Some records:
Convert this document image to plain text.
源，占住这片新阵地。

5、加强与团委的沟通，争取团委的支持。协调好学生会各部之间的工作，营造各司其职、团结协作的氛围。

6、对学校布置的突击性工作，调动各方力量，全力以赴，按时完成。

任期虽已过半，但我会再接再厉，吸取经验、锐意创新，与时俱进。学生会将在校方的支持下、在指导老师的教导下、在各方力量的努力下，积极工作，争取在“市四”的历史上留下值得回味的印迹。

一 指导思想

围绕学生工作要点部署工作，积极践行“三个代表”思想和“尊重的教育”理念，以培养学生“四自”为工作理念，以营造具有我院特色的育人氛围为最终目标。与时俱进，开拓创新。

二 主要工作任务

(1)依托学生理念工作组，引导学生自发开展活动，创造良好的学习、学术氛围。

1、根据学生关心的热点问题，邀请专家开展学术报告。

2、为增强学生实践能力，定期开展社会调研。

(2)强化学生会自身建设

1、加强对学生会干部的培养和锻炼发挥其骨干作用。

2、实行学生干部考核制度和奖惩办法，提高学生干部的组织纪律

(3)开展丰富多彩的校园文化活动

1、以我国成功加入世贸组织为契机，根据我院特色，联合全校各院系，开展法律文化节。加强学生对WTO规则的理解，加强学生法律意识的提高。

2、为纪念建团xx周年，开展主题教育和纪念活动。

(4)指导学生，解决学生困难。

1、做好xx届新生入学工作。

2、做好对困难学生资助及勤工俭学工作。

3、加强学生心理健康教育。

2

* * *

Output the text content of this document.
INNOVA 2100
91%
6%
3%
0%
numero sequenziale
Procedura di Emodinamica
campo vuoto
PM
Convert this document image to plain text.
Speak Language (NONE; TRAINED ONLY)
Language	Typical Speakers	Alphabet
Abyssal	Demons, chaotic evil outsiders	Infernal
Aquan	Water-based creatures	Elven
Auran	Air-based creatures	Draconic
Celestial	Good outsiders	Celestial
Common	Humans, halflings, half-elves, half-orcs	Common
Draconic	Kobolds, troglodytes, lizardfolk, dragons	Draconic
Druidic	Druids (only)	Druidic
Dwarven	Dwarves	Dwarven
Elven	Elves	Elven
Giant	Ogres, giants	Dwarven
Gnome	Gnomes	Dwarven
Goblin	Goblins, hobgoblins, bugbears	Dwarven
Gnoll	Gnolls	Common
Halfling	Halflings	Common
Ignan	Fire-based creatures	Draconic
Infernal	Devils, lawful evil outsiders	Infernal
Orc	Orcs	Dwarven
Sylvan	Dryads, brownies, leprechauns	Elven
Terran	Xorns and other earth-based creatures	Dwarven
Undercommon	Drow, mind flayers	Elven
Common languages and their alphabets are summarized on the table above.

# [GOAL]
Search the data for "Infernal" and list every line in which it occurs.

# [THE REPLY]
Abyssal	Demons, chaotic evil outsiders	Infernal
Infernal	Devils, lawful evil outsiders	Infernal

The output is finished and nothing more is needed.